YOUR TASK: Extract every line in the material below that contains the string "icon".

(Dataset items)
++++++
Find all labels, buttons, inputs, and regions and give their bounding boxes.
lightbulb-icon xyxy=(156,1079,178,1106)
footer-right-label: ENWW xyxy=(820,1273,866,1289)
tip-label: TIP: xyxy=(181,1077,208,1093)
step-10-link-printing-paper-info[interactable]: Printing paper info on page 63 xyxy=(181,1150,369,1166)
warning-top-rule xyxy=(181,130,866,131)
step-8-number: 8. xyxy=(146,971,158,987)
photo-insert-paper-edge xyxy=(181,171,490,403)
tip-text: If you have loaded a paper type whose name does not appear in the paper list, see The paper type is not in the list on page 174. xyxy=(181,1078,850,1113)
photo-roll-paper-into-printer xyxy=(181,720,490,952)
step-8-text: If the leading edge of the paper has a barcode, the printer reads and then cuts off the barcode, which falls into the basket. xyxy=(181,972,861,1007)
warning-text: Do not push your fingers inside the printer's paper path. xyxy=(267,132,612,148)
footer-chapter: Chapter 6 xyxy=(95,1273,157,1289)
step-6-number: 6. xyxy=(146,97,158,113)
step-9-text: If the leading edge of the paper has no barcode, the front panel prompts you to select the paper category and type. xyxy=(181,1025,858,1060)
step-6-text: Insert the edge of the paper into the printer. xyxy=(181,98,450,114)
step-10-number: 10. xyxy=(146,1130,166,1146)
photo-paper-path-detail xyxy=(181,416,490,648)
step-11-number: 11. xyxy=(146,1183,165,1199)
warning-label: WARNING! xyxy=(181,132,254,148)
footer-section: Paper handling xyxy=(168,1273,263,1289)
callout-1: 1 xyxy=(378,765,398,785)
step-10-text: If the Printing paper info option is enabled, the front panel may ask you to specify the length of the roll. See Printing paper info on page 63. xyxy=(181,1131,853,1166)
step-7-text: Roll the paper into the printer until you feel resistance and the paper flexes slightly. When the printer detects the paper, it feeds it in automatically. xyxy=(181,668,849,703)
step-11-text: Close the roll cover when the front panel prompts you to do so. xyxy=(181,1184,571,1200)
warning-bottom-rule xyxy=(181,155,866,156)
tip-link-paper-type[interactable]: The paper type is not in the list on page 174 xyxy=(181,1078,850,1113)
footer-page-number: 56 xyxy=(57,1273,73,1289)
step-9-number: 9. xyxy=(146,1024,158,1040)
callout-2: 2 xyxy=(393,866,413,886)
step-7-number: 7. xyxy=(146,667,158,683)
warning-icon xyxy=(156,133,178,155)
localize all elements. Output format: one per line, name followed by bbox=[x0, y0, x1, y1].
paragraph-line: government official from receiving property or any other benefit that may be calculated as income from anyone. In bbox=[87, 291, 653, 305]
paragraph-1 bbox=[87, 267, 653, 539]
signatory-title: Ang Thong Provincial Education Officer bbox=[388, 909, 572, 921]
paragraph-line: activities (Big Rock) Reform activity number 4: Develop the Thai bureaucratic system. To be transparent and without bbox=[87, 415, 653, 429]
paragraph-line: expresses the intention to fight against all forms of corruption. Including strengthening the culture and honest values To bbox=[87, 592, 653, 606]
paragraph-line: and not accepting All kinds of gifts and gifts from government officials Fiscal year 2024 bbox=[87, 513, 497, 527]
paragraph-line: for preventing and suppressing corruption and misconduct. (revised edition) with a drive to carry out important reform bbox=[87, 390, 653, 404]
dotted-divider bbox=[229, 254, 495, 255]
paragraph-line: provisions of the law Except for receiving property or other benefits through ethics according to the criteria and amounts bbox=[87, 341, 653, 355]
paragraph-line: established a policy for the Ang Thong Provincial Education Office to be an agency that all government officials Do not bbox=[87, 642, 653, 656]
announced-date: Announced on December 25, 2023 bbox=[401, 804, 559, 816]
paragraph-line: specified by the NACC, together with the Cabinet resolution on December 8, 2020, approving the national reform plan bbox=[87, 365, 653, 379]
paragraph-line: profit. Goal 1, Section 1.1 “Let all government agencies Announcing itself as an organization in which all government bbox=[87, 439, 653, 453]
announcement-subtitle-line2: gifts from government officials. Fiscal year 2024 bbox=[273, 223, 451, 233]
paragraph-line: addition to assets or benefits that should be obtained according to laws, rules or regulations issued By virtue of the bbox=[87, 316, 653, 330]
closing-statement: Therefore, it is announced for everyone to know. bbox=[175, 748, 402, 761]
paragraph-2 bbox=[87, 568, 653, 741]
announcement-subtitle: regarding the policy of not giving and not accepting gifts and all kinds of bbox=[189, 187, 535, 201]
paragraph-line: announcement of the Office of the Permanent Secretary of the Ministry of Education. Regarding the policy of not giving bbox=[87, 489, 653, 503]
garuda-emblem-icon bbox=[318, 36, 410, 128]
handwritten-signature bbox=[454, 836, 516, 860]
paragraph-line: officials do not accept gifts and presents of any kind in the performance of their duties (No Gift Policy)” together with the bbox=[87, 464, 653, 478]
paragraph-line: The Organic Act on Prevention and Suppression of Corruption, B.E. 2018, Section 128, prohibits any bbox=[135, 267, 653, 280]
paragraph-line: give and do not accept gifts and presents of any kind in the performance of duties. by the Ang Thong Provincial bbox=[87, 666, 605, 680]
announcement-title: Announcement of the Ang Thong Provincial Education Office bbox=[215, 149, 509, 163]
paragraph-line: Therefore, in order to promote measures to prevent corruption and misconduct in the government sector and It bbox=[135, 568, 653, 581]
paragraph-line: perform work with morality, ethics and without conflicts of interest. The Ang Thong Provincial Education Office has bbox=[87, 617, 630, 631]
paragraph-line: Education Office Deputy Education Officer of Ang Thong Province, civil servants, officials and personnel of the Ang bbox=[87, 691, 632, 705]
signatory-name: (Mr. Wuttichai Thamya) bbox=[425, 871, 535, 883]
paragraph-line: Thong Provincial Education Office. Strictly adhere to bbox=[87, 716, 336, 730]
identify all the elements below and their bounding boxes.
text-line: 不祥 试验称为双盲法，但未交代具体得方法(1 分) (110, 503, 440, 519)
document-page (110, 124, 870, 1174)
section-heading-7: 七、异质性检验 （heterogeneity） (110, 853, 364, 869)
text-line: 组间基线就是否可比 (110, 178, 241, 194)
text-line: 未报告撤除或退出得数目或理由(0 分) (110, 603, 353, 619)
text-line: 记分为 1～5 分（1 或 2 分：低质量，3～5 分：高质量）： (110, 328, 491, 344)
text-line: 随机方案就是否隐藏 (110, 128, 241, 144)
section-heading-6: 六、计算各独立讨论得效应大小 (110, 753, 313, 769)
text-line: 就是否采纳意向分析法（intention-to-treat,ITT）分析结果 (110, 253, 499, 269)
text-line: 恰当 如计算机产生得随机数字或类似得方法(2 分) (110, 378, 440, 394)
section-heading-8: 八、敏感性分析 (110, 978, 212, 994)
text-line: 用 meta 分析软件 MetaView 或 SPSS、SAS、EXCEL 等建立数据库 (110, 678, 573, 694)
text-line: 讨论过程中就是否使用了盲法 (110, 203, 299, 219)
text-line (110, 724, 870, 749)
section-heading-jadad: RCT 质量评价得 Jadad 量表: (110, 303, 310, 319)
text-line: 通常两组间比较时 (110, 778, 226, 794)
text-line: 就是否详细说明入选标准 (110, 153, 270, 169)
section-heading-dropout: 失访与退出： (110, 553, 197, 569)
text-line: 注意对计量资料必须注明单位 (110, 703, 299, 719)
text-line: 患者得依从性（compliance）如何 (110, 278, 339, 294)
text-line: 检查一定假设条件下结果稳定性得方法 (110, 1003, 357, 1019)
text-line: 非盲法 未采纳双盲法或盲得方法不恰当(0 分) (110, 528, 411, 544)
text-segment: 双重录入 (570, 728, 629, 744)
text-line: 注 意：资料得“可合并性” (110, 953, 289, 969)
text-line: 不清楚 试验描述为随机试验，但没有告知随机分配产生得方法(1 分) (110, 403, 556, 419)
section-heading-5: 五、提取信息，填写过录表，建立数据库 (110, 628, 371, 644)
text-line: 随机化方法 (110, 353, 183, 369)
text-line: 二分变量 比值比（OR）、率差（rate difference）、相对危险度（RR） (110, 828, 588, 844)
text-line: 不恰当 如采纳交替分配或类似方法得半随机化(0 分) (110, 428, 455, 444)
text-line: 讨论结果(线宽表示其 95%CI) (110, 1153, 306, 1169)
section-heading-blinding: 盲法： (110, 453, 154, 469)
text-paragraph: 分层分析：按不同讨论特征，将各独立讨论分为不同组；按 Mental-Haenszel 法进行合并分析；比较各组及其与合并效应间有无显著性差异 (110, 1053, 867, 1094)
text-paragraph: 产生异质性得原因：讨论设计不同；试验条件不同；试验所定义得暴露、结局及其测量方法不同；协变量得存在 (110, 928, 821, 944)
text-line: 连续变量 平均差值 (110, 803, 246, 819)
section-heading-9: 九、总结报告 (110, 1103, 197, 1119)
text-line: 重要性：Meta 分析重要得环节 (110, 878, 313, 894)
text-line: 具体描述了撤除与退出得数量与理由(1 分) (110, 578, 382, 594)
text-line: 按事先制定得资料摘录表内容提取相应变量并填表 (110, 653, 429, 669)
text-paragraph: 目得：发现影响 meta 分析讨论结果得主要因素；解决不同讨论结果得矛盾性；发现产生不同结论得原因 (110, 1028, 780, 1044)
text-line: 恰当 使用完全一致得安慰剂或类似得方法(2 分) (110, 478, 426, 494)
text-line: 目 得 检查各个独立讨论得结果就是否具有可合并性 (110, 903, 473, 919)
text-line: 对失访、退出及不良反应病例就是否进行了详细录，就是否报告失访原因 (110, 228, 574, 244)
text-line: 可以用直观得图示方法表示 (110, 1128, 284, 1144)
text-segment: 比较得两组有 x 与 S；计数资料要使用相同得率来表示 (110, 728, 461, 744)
++++++
ANSWER TO THE PROBLEM:
lightbulb-icon xyxy=(156,1079,178,1106)
warning-icon xyxy=(156,133,178,155)
garuda-emblem-icon bbox=[318, 36, 410, 128]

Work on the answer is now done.